Wherever the word "folder" shows up in a line, please copy that line.
— begin —
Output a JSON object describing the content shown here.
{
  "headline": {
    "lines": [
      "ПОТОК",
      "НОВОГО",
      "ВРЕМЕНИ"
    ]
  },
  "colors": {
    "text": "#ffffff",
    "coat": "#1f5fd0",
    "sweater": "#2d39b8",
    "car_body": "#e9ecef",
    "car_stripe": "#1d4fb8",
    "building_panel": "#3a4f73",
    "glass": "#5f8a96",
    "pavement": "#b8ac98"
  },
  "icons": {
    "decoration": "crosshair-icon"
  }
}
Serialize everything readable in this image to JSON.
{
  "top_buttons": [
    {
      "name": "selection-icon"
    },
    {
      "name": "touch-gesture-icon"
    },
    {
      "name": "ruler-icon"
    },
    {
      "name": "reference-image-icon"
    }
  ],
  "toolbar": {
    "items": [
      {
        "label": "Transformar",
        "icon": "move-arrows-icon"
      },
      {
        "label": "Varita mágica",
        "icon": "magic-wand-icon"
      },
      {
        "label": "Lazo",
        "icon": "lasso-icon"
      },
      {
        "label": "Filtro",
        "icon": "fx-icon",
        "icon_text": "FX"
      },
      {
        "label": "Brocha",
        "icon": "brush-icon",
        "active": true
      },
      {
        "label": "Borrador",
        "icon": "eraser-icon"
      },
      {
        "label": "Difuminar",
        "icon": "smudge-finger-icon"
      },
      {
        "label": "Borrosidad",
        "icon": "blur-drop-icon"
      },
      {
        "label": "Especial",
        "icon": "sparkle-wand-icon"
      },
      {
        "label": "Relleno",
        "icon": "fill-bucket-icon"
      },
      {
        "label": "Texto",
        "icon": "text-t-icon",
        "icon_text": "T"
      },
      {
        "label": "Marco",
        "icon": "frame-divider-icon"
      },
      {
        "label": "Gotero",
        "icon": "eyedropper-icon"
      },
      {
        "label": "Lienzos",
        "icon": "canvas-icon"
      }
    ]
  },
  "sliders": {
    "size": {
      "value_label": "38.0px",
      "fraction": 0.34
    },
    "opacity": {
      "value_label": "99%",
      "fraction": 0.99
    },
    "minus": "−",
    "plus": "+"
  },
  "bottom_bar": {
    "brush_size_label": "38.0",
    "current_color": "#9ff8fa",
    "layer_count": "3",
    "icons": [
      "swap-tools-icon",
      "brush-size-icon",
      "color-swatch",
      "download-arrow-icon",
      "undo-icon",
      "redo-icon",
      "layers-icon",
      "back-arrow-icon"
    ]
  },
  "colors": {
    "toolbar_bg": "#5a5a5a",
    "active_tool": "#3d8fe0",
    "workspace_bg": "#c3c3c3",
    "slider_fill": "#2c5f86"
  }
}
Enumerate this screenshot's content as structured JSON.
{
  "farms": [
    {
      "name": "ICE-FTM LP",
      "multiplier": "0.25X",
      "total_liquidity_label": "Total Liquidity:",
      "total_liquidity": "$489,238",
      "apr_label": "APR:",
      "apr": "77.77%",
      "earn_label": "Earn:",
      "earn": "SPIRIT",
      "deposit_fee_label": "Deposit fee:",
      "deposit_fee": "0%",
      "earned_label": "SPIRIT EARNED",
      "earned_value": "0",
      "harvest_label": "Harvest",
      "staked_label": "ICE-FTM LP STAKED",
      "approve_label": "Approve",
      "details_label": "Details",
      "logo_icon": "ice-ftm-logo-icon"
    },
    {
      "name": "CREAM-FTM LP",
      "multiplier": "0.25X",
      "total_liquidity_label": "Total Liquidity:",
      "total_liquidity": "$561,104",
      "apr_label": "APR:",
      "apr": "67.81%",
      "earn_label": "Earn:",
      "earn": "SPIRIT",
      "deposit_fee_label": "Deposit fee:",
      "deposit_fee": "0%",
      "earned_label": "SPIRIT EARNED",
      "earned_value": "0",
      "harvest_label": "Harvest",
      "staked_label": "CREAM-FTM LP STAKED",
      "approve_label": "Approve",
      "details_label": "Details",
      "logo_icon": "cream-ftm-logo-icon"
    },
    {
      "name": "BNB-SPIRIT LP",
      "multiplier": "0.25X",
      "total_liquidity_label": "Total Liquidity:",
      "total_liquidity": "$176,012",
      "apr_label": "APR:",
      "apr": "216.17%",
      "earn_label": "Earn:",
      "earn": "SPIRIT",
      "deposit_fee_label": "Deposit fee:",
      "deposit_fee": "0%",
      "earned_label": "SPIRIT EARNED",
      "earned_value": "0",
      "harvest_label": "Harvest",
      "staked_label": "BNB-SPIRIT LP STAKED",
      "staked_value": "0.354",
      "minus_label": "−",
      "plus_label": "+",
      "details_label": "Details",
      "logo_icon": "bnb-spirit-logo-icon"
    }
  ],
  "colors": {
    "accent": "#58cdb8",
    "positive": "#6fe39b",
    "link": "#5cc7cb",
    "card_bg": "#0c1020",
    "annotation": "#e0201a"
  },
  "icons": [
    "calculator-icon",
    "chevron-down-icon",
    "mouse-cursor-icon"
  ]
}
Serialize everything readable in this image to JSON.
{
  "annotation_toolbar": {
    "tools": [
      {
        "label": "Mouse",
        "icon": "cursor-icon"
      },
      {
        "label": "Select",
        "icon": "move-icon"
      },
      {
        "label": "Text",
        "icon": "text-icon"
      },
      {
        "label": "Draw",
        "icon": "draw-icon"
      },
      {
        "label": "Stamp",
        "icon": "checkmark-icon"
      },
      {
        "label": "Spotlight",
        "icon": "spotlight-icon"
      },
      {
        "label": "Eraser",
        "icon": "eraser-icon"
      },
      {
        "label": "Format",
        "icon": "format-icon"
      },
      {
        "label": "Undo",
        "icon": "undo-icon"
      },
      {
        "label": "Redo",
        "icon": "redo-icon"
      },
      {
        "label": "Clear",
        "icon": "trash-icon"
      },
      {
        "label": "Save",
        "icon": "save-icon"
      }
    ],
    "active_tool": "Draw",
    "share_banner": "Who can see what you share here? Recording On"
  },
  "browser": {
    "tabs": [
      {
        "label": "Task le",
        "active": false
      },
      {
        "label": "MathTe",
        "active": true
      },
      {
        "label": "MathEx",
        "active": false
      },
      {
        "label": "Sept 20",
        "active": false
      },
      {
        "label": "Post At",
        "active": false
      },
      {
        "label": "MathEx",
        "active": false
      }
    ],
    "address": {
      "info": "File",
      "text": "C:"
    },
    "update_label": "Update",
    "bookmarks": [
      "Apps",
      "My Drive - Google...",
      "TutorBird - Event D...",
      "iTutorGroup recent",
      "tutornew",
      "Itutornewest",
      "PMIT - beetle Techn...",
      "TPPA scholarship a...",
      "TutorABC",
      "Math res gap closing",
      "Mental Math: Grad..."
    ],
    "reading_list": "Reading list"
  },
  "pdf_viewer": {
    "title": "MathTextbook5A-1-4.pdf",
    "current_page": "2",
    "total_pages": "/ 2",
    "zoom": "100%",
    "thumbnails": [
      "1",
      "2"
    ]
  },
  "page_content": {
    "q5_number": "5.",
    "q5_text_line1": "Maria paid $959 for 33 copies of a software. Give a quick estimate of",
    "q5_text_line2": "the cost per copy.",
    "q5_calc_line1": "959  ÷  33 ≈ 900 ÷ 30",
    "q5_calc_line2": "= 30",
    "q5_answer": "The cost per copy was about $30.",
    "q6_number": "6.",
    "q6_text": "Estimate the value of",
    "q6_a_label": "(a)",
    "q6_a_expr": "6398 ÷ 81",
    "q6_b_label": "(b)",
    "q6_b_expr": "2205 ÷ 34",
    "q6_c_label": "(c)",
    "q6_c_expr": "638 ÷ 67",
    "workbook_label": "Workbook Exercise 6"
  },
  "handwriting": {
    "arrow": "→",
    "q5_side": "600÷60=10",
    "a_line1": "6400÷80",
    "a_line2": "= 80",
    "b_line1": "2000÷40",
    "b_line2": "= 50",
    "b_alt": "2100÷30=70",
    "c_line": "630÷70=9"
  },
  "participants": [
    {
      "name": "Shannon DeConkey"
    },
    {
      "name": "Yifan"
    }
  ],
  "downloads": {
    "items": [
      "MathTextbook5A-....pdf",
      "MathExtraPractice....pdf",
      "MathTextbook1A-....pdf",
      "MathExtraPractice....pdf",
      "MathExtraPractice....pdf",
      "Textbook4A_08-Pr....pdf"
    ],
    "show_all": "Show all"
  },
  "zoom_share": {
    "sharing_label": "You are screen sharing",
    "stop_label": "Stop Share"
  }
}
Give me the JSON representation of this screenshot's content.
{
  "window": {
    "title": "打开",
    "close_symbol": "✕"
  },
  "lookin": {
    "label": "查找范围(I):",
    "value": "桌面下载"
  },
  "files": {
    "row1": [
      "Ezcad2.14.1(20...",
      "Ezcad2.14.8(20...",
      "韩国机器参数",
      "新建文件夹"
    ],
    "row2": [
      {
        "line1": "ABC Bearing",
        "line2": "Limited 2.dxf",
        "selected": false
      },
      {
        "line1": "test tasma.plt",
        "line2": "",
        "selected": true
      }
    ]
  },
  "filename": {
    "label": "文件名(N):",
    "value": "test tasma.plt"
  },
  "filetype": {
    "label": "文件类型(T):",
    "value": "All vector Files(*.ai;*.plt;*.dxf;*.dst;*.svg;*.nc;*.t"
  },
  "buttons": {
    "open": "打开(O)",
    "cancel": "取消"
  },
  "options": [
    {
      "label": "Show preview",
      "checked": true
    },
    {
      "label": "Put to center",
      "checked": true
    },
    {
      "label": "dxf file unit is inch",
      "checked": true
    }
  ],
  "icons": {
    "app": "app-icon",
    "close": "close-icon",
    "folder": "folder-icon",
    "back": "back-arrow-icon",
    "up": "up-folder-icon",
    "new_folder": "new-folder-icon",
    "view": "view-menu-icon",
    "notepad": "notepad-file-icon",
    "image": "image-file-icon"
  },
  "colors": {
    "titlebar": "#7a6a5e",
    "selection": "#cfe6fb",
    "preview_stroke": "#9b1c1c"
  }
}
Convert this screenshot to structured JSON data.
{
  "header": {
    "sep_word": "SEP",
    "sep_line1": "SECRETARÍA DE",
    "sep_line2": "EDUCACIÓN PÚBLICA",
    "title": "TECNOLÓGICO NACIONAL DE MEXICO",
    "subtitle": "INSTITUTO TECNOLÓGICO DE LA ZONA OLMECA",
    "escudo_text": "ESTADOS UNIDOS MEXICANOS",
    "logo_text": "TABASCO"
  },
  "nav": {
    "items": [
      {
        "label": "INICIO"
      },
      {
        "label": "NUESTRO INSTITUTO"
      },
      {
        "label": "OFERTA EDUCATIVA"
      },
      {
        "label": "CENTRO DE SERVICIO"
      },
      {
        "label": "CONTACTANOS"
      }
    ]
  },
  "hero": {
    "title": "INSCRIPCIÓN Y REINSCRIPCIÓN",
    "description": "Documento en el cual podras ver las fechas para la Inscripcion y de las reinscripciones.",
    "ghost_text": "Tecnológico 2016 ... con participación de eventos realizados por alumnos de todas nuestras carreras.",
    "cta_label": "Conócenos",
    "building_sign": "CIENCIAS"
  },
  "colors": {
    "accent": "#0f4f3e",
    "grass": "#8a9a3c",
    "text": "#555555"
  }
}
— end —
● **Written reply**:
    "folder": "folder-icon",
    "up": "up-folder-icon",
    "new_folder": "new-folder-icon",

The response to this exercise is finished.